● **Exercise material**
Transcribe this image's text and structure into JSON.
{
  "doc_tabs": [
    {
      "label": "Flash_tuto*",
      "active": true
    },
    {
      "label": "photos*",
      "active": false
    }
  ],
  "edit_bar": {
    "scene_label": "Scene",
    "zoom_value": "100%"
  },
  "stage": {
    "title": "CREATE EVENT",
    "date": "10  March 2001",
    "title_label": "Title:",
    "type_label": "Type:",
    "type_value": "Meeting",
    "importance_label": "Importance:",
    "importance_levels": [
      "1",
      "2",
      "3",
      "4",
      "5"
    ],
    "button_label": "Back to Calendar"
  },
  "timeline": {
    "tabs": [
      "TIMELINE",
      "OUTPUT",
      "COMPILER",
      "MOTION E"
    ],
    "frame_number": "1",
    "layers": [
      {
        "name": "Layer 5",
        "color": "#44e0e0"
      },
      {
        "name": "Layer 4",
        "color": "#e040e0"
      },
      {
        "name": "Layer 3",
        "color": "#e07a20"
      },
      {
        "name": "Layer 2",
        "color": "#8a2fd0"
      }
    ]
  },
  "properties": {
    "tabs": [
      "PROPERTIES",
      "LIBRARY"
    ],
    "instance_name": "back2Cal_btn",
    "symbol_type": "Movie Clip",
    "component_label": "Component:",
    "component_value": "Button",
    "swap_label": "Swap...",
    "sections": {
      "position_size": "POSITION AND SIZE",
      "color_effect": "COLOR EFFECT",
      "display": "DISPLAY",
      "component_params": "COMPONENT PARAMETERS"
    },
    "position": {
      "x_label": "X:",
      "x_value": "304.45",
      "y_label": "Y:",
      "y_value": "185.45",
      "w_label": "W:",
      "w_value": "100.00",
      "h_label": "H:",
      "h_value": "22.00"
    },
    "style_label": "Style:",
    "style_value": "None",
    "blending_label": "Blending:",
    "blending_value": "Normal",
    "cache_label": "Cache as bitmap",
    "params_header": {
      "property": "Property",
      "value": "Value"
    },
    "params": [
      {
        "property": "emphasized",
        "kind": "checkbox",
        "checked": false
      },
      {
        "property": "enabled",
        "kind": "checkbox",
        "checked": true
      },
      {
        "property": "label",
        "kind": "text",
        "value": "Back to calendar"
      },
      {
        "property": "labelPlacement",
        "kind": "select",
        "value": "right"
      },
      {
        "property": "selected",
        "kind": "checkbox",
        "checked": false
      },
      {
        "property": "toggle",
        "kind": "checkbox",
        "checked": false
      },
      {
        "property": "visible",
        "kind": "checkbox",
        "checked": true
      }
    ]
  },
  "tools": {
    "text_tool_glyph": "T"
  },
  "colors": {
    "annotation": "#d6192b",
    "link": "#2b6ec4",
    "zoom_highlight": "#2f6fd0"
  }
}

● **Written problem**
Reproduce each entry word for word.

● **Response to the exercise**
Transcribe this image's text and structure into JSON.
{
  "doc_tabs": [
    {
      "label": "Flash_tuto*",
      "active": true
    },
    {
      "label": "photos*",
      "active": false
    }
  ],
  "edit_bar": {
    "scene_label": "Scene",
    "zoom_value": "100%"
  },
  "stage": {
    "title": "CREATE EVENT",
    "date": "10  March 2001",
    "title_label": "Title:",
    "type_label": "Type:",
    "type_value": "Meeting",
    "importance_label": "Importance:",
    "importance_levels": [
      "1",
      "2",
      "3",
      "4",
      "5"
    ],
    "button_label": "Back to Calendar"
  },
  "timeline": {
    "tabs": [
      "TIMELINE",
      "OUTPUT",
      "COMPILER",
      "MOTION E"
    ],
    "frame_number": "1",
    "layers": [
      {
        "name": "Layer 5",
        "color": "#44e0e0"
      },
      {
        "name": "Layer 4",
        "color": "#e040e0"
      },
      {
        "name": "Layer 3",
        "color": "#e07a20"
      },
      {
        "name": "Layer 2",
        "color": "#8a2fd0"
      }
    ]
  },
  "properties": {
    "tabs": [
      "PROPERTIES",
      "LIBRARY"
    ],
    "instance_name": "back2Cal_btn",
    "symbol_type": "Movie Clip",
    "component_label": "Component:",
    "component_value": "Button",
    "swap_label": "Swap...",
    "sections": {
      "position_size": "POSITION AND SIZE",
      "color_effect": "COLOR EFFECT",
      "display": "DISPLAY",
      "component_params": "COMPONENT PARAMETERS"
    },
    "position": {
      "x_label": "X:",
      "x_value": "304.45",
      "y_label": "Y:",
      "y_value": "185.45",
      "w_label": "W:",
      "w_value": "100.00",
      "h_label": "H:",
      "h_value": "22.00"
    },
    "style_label": "Style:",
    "style_value": "None",
    "blending_label": "Blending:",
    "blending_value": "Normal",
    "cache_label": "Cache as bitmap",
    "params_header": {
      "property": "Property",
      "value": "Value"
    },
    "params": [
      {
        "property": "emphasized",
        "kind": "checkbox",
        "checked": false
      },
      {
        "property": "enabled",
        "kind": "checkbox",
        "checked": true
      },
      {
        "property": "label",
        "kind": "text",
        "value": "Back to calendar"
      },
      {
        "property": "labelPlacement",
        "kind": "select",
        "value": "right"
      },
      {
        "property": "selected",
        "kind": "checkbox",
        "checked": false
      },
      {
        "property": "toggle",
        "kind": "checkbox",
        "checked": false
      },
      {
        "property": "visible",
        "kind": "checkbox",
        "checked": true
      }
    ]
  },
  "tools": {
    "text_tool_glyph": "T"
  },
  "colors": {
    "annotation": "#d6192b",
    "link": "#2b6ec4",
    "zoom_highlight": "#2f6fd0"
  }
}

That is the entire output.